- Written request
Copy out each line of the data that holds the word "passed".

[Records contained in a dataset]
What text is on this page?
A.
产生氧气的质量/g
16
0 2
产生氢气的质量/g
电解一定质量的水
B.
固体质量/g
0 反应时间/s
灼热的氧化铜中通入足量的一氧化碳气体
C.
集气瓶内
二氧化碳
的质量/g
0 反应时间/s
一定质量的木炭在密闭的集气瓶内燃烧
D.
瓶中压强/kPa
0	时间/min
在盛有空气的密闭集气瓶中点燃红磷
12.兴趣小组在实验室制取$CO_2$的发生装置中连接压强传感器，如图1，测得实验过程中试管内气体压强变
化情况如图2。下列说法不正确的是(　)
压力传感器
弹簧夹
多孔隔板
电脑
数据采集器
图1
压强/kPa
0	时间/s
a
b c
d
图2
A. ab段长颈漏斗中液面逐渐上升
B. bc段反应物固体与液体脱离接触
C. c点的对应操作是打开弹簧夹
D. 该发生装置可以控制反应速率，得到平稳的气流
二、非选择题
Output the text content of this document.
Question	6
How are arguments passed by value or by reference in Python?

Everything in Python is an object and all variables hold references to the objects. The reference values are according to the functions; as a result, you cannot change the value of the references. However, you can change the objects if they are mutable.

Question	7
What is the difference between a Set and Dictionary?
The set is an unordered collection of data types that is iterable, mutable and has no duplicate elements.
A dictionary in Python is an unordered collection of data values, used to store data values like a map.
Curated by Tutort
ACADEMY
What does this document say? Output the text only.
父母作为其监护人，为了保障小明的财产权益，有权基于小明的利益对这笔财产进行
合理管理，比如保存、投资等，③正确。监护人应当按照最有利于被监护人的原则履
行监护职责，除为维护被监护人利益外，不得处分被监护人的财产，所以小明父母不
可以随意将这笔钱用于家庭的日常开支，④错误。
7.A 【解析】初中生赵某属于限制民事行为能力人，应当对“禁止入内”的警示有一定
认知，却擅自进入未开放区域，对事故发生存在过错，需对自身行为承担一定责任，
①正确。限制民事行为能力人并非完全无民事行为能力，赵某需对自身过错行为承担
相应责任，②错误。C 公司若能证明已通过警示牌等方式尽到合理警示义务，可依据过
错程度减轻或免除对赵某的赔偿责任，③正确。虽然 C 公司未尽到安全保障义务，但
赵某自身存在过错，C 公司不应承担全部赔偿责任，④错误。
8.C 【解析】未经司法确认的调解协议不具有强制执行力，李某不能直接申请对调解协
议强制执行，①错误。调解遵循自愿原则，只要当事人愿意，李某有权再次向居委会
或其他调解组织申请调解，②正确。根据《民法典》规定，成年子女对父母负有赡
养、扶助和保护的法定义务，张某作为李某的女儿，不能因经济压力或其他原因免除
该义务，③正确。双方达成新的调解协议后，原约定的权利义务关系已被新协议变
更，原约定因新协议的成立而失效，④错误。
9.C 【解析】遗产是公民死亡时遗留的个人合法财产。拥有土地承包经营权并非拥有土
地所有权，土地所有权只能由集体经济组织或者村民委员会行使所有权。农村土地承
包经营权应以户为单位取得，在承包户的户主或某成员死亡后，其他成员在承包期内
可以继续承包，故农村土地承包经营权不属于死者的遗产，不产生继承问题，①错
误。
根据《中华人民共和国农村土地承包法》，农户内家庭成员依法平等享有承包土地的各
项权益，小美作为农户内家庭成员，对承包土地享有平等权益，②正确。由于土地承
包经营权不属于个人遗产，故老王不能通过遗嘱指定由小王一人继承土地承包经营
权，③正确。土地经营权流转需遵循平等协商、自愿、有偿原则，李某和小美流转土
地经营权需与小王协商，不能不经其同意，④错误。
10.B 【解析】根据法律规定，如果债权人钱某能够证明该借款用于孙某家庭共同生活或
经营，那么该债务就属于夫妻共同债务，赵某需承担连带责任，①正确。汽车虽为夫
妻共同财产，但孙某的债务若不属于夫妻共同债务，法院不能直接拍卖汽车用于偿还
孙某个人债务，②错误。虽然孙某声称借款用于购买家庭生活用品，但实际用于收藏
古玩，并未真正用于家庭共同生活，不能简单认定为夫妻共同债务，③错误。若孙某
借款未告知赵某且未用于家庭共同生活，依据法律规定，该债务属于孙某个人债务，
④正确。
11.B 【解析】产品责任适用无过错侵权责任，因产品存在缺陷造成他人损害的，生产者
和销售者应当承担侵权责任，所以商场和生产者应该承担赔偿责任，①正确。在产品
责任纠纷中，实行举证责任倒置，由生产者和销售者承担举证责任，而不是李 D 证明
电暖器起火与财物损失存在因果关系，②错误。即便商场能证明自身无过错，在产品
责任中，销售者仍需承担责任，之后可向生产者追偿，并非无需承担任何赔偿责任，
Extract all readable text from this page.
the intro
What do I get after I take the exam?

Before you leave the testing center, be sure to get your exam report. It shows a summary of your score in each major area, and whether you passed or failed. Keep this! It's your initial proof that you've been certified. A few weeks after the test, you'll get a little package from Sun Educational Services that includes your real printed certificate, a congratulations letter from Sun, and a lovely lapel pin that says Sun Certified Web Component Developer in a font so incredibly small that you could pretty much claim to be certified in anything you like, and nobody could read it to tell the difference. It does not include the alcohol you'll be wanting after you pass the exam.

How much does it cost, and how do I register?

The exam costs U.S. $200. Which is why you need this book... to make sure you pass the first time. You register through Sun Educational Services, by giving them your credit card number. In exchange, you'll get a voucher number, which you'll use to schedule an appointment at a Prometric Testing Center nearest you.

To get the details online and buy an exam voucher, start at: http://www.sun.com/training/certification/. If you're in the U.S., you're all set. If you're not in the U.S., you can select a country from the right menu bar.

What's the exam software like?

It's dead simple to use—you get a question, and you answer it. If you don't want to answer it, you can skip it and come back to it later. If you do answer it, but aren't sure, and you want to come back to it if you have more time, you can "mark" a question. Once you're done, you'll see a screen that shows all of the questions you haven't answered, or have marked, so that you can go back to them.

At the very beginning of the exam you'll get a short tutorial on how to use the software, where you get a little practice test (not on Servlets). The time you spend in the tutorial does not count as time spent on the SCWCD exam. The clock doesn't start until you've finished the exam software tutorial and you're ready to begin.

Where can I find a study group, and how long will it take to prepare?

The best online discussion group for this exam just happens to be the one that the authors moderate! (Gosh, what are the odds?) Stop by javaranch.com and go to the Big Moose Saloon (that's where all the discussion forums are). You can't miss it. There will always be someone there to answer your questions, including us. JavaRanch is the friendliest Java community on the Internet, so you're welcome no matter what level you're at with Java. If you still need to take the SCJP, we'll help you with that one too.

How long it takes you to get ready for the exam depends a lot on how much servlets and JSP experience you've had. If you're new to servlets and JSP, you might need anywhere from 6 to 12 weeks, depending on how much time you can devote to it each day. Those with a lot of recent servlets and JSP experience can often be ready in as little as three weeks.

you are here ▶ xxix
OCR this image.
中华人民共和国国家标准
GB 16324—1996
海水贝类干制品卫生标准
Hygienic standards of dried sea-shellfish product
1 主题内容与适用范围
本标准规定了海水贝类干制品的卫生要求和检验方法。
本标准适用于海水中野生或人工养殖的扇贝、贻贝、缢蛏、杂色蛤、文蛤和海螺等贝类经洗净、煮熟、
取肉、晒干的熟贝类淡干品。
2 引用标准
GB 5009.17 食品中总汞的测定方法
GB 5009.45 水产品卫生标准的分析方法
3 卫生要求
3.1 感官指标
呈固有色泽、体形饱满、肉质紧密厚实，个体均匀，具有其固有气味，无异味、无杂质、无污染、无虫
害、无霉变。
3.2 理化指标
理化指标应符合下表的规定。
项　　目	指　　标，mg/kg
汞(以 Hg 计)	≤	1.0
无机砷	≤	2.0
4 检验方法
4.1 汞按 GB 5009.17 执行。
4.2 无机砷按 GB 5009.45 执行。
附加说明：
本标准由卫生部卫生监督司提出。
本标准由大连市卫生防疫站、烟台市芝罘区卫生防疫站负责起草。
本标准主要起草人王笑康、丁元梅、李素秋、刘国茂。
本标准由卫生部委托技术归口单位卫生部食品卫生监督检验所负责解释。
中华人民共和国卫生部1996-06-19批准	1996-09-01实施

- Answer to the exercise
How are arguments passed by value or by reference in Python?
Before you leave the testing center, be sure to get your exam report. It shows a summary of your score in each major area, and whether you passed or failed. Keep this! It's your initial proof that you've been certified. A few weeks after the test, you'll get a little package from Sun Educational Services that includes your real printed certificate, a congratulations letter from Sun, and a lovely lapel pin that says Sun Certified Web Component Developer in a font so incredibly small that you could pretty much claim to be certified in anything you like, and nobody could read it to tell the difference. It does not include the alcohol you'll be wanting after you pass the exam.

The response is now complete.